> Given problem 1:
In the comment thread below, what date is attached to the quoted remark by George W. Bush?

> Quoted passage:
If you guys actually think Miller is protecting Rove…
Oh, wait, you’re lefties. Of course you think that.
Kimmitt
Heh, Miller’s still a co-conspirator hiding behind press status.
DougJ
Hey, Jimmy Jazz, what a relief, I feel like a soldier, I look like a thief. I assume you know these lyrics given your name.
DougJ
They don’t love him as much as you think. You mean Bush, right? Not Robertson or Dobson? Robertson, no one likes. They tend to like Dobson a lot. They have mixed feelings about the war, so they’re not as pro-Bush as you think. Check out the polls — hardly anybody gives him “strong approval”. Even among evangelicals, he’s probably only 35% strong approval at best.
Anyway, the fundies aren’t as bad as you think. A lot of them are very nice people.
Mike S
Rove had nothing to do with the Plame thing. He said so himself at the convention.
Mike S
You wanr endictments? I got you endictments right here.
Pb
Silly Mike S, rich people don’t have to pay taxes!
“you know what happens with this kind of tax the rich deal. That’s why they’ve got accountants and lawyers. So the rich figure out ways not to pay, and you get stuck with the tab.” — George W. Bush, 8/18/2004
p.lukasiak
Of course Miller is going to cut a deal….its either that, or criminal obstruction of justice charges.
Miller’s stance makes no sense when one realizes that her sources have already spoken to the prosecutor about their conversations will Miller. She thus becomes not a “reporter who is protecting the confidentiality of her sources”, but merely a witness who can confirm or deny the accuracy of the stories told by others.

(A run of records)
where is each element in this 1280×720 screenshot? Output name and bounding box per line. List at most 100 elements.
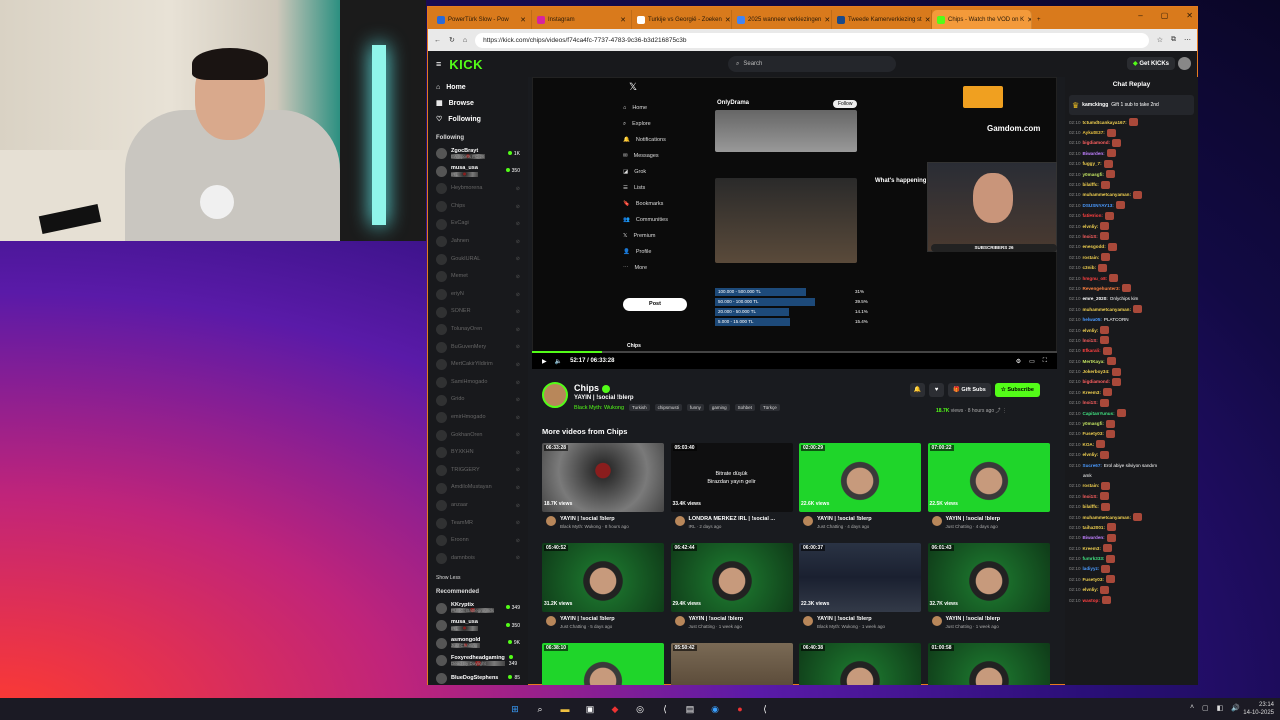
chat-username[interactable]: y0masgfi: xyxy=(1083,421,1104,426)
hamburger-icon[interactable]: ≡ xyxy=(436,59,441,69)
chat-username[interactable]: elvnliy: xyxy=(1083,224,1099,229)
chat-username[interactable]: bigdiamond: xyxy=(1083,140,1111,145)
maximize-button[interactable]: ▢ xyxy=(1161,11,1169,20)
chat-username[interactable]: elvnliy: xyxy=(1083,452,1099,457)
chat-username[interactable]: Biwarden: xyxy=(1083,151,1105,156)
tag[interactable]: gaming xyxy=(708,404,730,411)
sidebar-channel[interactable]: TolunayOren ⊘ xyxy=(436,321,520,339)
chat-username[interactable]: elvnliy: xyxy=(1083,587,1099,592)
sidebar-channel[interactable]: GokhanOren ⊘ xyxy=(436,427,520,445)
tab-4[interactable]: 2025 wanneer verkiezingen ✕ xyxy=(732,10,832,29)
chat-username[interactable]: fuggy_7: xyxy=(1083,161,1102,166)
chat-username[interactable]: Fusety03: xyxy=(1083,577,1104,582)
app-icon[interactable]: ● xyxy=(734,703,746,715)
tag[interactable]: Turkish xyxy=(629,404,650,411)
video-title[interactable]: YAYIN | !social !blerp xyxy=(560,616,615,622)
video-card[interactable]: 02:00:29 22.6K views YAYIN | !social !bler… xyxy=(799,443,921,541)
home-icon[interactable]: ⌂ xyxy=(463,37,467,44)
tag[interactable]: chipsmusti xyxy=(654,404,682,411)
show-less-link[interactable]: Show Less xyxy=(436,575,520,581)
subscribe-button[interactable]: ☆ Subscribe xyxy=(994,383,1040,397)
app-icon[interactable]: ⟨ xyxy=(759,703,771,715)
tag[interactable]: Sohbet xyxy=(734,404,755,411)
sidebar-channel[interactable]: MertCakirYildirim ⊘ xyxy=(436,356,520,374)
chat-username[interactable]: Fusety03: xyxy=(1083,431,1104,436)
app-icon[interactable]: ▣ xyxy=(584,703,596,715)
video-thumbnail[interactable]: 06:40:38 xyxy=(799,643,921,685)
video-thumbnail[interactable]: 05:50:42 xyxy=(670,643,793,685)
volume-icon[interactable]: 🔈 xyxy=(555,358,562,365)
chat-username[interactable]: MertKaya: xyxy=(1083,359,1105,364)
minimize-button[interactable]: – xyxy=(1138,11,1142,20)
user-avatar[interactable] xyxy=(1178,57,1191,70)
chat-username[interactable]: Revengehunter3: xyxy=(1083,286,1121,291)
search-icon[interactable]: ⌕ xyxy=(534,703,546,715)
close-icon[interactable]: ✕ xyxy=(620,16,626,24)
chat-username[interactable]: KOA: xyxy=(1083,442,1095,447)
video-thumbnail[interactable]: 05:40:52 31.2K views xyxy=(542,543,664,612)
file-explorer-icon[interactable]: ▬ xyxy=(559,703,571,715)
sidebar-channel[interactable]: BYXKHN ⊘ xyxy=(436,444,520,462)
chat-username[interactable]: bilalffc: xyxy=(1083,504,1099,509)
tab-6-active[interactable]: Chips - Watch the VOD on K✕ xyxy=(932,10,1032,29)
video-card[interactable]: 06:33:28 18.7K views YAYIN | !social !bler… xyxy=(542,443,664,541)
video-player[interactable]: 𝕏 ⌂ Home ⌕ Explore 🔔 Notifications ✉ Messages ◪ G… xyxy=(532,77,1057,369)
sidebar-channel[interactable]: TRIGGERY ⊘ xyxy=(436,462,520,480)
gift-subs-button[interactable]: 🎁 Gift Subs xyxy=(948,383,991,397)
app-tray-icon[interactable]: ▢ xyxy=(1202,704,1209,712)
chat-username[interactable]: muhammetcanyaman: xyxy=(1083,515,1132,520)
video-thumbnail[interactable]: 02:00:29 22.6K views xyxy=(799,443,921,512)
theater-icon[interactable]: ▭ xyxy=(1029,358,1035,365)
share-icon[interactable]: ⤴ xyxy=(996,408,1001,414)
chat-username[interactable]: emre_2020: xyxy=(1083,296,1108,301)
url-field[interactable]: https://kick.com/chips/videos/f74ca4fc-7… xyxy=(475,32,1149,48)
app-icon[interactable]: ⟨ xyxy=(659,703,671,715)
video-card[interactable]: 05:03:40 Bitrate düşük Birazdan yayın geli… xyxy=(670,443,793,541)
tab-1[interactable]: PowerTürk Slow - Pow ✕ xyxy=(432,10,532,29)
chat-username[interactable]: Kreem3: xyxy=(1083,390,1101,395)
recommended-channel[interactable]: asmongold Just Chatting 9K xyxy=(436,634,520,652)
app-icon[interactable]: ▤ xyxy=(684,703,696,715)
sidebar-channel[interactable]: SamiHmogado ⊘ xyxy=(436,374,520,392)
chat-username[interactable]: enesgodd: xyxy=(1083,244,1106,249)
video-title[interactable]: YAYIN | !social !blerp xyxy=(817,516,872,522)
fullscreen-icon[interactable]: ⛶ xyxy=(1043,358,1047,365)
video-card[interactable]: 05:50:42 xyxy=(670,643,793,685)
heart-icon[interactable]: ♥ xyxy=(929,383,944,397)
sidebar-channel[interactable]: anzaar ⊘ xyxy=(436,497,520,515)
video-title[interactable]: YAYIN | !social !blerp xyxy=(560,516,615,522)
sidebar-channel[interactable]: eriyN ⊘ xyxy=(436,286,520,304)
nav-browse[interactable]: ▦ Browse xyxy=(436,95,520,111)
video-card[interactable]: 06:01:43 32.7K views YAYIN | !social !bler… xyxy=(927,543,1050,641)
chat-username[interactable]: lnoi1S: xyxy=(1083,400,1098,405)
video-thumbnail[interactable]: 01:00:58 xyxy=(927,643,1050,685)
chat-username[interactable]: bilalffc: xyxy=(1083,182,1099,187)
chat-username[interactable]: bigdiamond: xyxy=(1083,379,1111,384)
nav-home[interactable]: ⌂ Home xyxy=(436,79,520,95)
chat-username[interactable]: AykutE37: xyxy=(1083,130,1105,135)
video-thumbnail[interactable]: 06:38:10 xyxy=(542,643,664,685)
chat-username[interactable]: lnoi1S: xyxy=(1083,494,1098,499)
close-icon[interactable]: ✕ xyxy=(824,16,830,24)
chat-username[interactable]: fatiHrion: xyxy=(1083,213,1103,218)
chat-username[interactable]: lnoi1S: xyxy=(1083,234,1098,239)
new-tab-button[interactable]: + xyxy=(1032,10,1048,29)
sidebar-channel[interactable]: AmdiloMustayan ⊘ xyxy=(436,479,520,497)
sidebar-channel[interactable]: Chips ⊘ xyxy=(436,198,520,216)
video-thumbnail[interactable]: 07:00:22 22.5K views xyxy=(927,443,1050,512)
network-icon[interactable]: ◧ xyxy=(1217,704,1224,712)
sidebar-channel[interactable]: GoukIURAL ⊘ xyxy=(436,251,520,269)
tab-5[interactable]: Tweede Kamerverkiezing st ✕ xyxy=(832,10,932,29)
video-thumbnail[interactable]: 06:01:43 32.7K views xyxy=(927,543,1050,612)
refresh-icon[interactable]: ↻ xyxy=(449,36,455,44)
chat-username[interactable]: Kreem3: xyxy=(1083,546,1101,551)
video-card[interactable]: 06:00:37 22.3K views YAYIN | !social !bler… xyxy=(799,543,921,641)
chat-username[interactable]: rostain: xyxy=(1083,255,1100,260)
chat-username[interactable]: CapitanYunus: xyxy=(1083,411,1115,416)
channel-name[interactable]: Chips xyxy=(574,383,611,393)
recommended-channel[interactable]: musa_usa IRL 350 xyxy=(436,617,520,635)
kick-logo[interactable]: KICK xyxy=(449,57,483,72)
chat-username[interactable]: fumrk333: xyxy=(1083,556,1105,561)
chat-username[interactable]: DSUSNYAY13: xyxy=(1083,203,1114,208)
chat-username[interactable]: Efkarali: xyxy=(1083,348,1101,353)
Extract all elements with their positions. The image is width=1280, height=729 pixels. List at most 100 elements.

---

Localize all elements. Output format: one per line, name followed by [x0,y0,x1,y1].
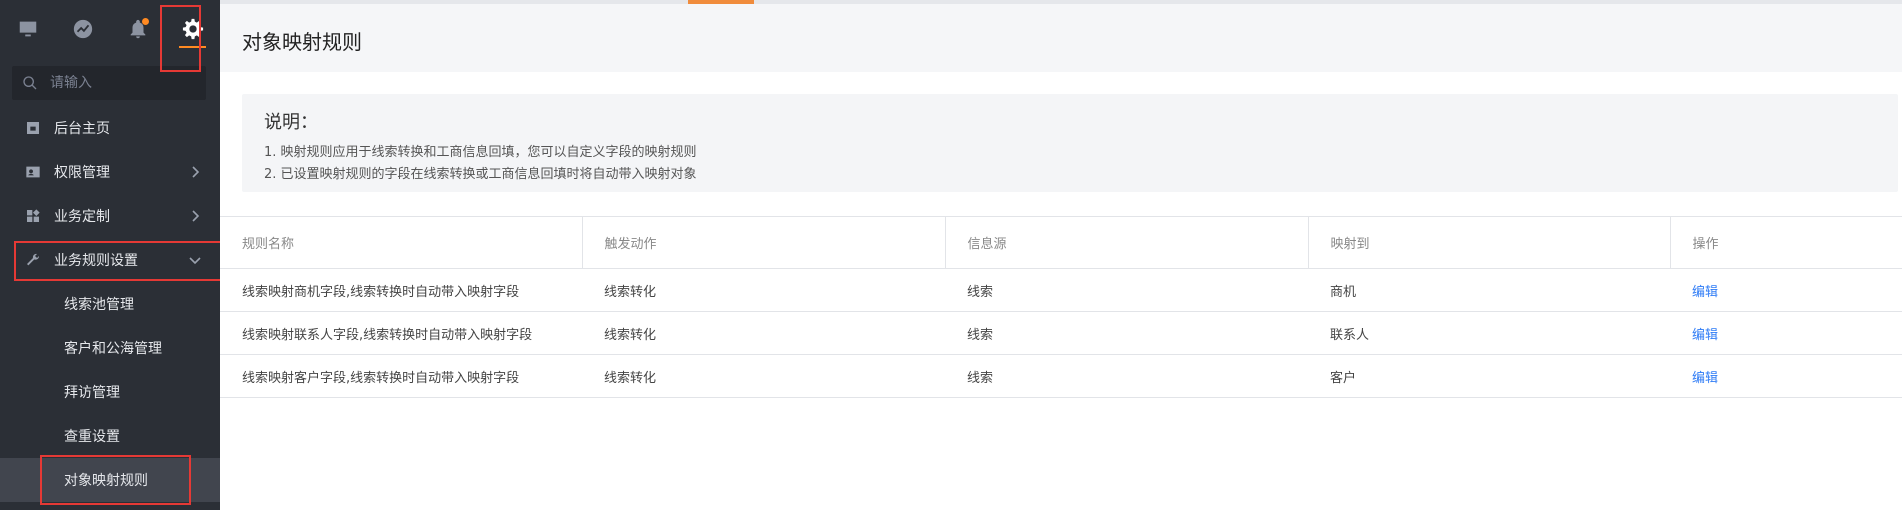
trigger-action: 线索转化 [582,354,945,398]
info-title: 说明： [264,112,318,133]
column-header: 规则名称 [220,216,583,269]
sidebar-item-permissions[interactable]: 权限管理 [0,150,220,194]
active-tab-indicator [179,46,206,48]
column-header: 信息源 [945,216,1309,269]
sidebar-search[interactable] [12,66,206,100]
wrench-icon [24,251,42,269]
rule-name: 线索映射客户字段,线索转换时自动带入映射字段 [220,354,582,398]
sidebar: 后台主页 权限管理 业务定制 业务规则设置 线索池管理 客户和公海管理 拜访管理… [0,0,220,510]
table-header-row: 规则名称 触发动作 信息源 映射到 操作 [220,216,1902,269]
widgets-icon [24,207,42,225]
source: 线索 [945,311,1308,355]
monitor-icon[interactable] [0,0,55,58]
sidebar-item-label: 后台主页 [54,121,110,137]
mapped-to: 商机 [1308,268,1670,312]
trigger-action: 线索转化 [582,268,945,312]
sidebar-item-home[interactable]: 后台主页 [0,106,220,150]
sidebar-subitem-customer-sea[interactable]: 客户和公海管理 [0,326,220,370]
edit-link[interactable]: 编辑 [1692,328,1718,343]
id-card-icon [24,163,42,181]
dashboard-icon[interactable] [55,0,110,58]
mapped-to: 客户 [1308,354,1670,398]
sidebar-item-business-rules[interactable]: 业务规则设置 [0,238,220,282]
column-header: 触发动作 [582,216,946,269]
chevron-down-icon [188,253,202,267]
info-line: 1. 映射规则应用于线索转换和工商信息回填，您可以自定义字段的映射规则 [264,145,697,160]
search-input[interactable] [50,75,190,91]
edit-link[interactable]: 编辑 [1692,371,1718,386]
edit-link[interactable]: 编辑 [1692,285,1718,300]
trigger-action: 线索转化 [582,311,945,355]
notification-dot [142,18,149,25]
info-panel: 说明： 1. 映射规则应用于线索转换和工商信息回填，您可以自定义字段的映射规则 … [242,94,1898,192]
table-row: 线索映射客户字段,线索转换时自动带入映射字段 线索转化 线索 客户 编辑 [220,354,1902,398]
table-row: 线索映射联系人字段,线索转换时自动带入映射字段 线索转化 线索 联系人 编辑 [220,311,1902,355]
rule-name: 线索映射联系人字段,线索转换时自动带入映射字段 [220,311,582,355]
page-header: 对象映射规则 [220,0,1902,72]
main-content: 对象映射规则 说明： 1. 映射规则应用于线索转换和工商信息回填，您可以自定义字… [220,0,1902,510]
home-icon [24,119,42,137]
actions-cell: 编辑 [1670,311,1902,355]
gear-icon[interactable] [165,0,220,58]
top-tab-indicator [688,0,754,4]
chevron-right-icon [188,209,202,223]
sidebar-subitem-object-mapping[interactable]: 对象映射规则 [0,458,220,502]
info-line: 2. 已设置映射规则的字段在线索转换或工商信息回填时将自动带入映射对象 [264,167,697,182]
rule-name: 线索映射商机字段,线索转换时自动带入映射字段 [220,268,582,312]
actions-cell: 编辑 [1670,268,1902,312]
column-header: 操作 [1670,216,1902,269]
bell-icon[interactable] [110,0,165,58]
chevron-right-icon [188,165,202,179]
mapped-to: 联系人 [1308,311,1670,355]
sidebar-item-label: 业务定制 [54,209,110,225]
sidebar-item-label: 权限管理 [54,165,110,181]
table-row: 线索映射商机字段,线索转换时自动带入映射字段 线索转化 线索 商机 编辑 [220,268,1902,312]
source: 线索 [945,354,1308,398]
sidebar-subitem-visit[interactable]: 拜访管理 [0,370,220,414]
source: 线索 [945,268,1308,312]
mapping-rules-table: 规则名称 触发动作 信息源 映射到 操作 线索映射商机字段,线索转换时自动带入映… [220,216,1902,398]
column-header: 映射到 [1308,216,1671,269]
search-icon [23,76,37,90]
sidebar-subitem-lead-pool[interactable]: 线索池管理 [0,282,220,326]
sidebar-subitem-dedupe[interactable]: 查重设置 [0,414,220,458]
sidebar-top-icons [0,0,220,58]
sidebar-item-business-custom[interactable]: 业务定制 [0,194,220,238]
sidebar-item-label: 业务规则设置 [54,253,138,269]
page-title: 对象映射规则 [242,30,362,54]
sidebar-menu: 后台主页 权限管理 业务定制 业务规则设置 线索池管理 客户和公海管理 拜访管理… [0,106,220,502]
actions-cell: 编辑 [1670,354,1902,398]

> Given problem 2:
From the records above, print the stretch of lines from the one containing "trigger-action: 线索转化 [582,354,945,398]" through the one containing "trigger-action: 线索转化 [582,268,945,312]", both included, with every character unchanged.

> Full output 1:
8/18/2004

> Full output 2:
trigger-action: 线索转化 [582,354,945,398]
info-title: 说明： [264,112,318,133]
column-header: 规则名称 [220,216,583,269]
sidebar-item-permissions[interactable]: 权限管理 [0,150,220,194]
active-tab-indicator [179,46,206,48]
column-header: 信息源 [945,216,1309,269]
sidebar-search[interactable] [12,66,206,100]
wrench-icon [24,251,42,269]
rule-name: 线索映射客户字段,线索转换时自动带入映射字段 [220,354,582,398]
sidebar: 后台主页 权限管理 业务定制 业务规则设置 线索池管理 客户和公海管理 拜访管理… [0,0,220,510]
table-header-row: 规则名称 触发动作 信息源 映射到 操作 [220,216,1902,269]
widgets-icon [24,207,42,225]
source: 线索 [945,311,1308,355]
monitor-icon[interactable] [0,0,55,58]
sidebar-item-label: 后台主页 [54,121,110,137]
mapped-to: 商机 [1308,268,1670,312]
trigger-action: 线索转化 [582,268,945,312]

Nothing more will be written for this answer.